» **Texto apresentado**:
* * * * *

Outro trabalho mostrou que as mulheres costumam ser menos competitivas que os homens, na média. Mas um estudo conduzido em 2011, feito com ultramaratonistas, mostrou que sociedades mais igualitárias e que competições que oferecem prêmios em dinheiro semelhantes para homens e mulheres praticamente acabam com essa falta de competitividade feminina.

“É tudo uma questão de cultura”, disse Frick.

Outras explicações para as diferenças na tecnologia

O manifesto de Demore, no entanto, é falho quando tenta explicar que as diferenças de sexo na tecnologia possuem razões biológicas , quando outros fatores como sexismo e estruturas familiares ultrapassadas claramente possuem muita influência, disse McCarthy.

Diversos estudos já mostraram que uma maneira poderosa de atrair mais mulheres para cargos de liderança é justamente ter mais mulheres nos papéis de líder, disse McCarthy. Então, a escassez feminina na área pode criar um ciclo vicioso de baixa representatividade.

Outra questão é que as mulheres não querem, de forma proposital, trabalhar menos horas. A razão é que elas também um segundo papel como mãe e responsáveis por cuidar da casa, por exemplo. “Elas possuem dois empregos”, disse McCarthy.

E o sexismo na área de tecnologia não é algo benigno, segundo Larry Cahill.

“Eu sempre escuto sobre a ‘cultura dos irmãos’ (na tecnologia). É provavelmente o caso de que as mulheres, em média, se irritam muito mais com esse cultura do que os próprios homens”, disse Cahill.

* * * * *

» **Um bloco de dados**:
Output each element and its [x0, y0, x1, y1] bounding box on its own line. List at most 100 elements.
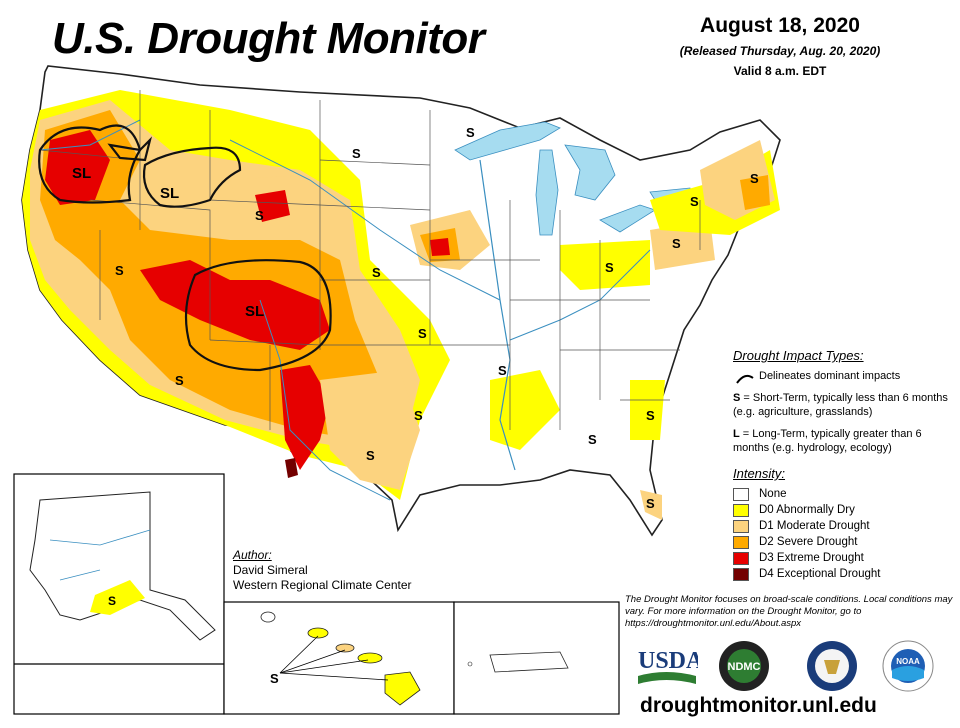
legend-item-d3: D3 Extreme Drought	[733, 550, 953, 566]
legend-label: D4 Exceptional Drought	[759, 568, 881, 580]
legend-item-d2: D2 Severe Drought	[733, 534, 953, 550]
impact-label-s: S	[372, 265, 381, 280]
drought-ne-d2	[740, 175, 770, 210]
rio-grande	[259, 299, 391, 501]
noaa-logo: NOAA	[882, 640, 934, 692]
partner-logos: USDA NDMC NOAA	[636, 640, 946, 692]
drought-florida-d1	[640, 490, 662, 520]
impact-label-s: S	[672, 236, 681, 251]
puerto-rico-outline	[489, 651, 569, 673]
long-term-text: = Long-Term, typically greater than 6 mo…	[733, 428, 922, 454]
long-term-desc: L = Long-Term, typically greater than 6 …	[733, 427, 955, 455]
impact-label-s: S	[418, 326, 427, 341]
drought-west-d3-colorado	[140, 260, 330, 350]
date-header: August 18, 2020 (Released Thursday, Aug.…	[630, 14, 930, 78]
map-date: August 18, 2020	[700, 14, 860, 37]
drought-west-d3-oregon	[45, 130, 110, 205]
drought-wyoming-d3	[255, 190, 290, 222]
lake-huron	[564, 144, 616, 201]
impact-types-heading: Drought Impact Types:	[733, 348, 864, 363]
impact-types-legend: Drought Impact Types: Delineates dominan…	[733, 349, 955, 463]
ndmc-logo: NDMC	[719, 641, 769, 691]
short-term-desc: S = Short-Term, typically less than 6 mo…	[733, 391, 955, 419]
impact-label-s: S	[646, 408, 655, 423]
release-date: (Released Thursday, Aug. 20, 2020)	[679, 44, 881, 58]
legend-item-none: None	[733, 486, 953, 502]
lake-michigan	[535, 149, 559, 236]
lake-superior	[454, 121, 561, 161]
author-name: David Simeral	[233, 563, 308, 577]
drought-ohio-d0	[560, 240, 650, 290]
impact-labels: SL SL SL S S S S S S S S S S S S S S S S…	[72, 125, 759, 511]
legend-swatch	[733, 567, 749, 581]
impact-label-s: S	[605, 260, 614, 275]
intensity-heading: Intensity:	[733, 466, 786, 481]
noaa-logo-text: NOAA	[896, 657, 920, 666]
usda-logo-text: USDA	[638, 648, 698, 674]
legend-swatch	[733, 535, 749, 549]
drought-sc-d0	[630, 380, 665, 440]
impact-label-s: S	[498, 363, 507, 378]
impact-label-s: S	[255, 208, 264, 223]
impact-label-s: S	[115, 263, 124, 278]
impact-label-s: S	[750, 171, 759, 186]
impact-label-s: S	[175, 373, 184, 388]
drought-texas-d1	[320, 370, 420, 490]
drought-west-d4	[285, 458, 298, 478]
mississippi-river	[479, 159, 516, 471]
legend-swatch	[733, 503, 749, 517]
map-title: U.S. Drought Monitor	[52, 14, 485, 63]
hawaii-islands	[260, 611, 421, 706]
impact-label-sl: SL	[245, 303, 264, 320]
impact-label-sl: SL	[160, 185, 179, 202]
alaska-s-label: S	[108, 594, 116, 608]
impact-label-s: S	[352, 146, 361, 161]
commerce-seal	[807, 641, 857, 691]
impact-line-label: Delineates dominant impacts	[759, 370, 901, 382]
author-heading: Author:	[233, 548, 272, 562]
legend-label: D2 Severe Drought	[759, 536, 858, 548]
legend-item-d0: D0 Abnormally Dry	[733, 502, 953, 518]
valid-time: Valid 8 a.m. EDT	[733, 64, 827, 78]
impact-label-s: S	[414, 408, 423, 423]
impact-line-row: Delineates dominant impacts	[733, 369, 955, 383]
short-term-text: = Short-Term, typically less than 6 mont…	[733, 392, 948, 418]
disclaimer-note: The Drought Monitor focuses on broad-sca…	[625, 594, 953, 629]
legend-label: D0 Abnormally Dry	[759, 504, 855, 516]
impact-label-s: S	[690, 194, 699, 209]
alaska-rivers	[49, 529, 151, 581]
legend-item-d1: D1 Moderate Drought	[733, 518, 953, 534]
legend-swatch	[733, 519, 749, 533]
legend-label: D3 Extreme Drought	[759, 552, 864, 564]
legend-swatch	[733, 551, 749, 565]
impact-label-s: S	[588, 432, 597, 447]
hawaii-inset-frame	[223, 601, 455, 715]
legend-label: D1 Moderate Drought	[759, 520, 870, 532]
impact-label-sl: SL	[72, 165, 91, 182]
columbia-river	[39, 119, 141, 151]
hawaii-pointer-lines	[279, 635, 389, 681]
impact-label-s: S	[466, 125, 475, 140]
impact-line-symbol	[736, 374, 754, 384]
drought-southeast-d0	[490, 370, 560, 450]
legend-swatch	[733, 487, 749, 501]
drought-west-d3-nm	[280, 365, 330, 470]
impact-label-s: S	[366, 448, 375, 463]
intensity-legend: Intensity: None D0 Abnormally Dry D1 Mod…	[733, 466, 953, 582]
long-term-code: L	[733, 428, 740, 440]
hawaii-s-label: S	[270, 671, 279, 686]
author-block: Author: David Simeral Western Regional C…	[233, 548, 412, 593]
author-org: Western Regional Climate Center	[233, 578, 412, 592]
ohio-river	[509, 249, 651, 341]
impact-delineations	[38, 124, 332, 372]
impact-label-s: S	[646, 496, 655, 511]
drought-iowa-d3	[430, 238, 450, 256]
legend-item-d4: D4 Exceptional Drought	[733, 566, 953, 582]
legend-label: None	[759, 488, 787, 500]
usda-logo: USDA	[638, 648, 698, 684]
website-link[interactable]: droughtmonitor.unl.edu	[640, 694, 877, 717]
alaska-d0	[90, 580, 145, 615]
short-term-code: S	[733, 392, 741, 404]
missouri-river	[229, 139, 501, 301]
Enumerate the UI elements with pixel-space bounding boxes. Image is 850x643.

* * * * *

» **Instruções do exercício**:
Escreva a continuação do texto sobre as mulheres na área de tecnologia a partir da última frase apresentada.

» **Resposta da tarefa**:
Para complementar, nenhum estudo conseguiu comprovar que habilidades e traços de personalidade necessários para empregos na área de tecnologia são unicamente masculinos. Nenhuma pesquisa sugeriu que ser agradável, simpático ou extrovertido (qualidades que Demore disse que as mulheres não possuem) são coisas obrigatórias para trabalhar no campo da tecnologia, disse McCarthy.

“Se o Google precisasse apenas de pessoas com muitas características masculinas, então seria mais viável chamar apenas candidatos masculinos do que candidatas femininas. Mas até mesmo no campo tecnológico, existem diferentes combinações de características (algumas mais comuns em mulheres e outras em homens) que se encaixam, então essas diferenças cerebrais entre os dois sexos não são suficientes para explicar as lacunas de gênero na área de tecnologia”, disse Daphna Joel.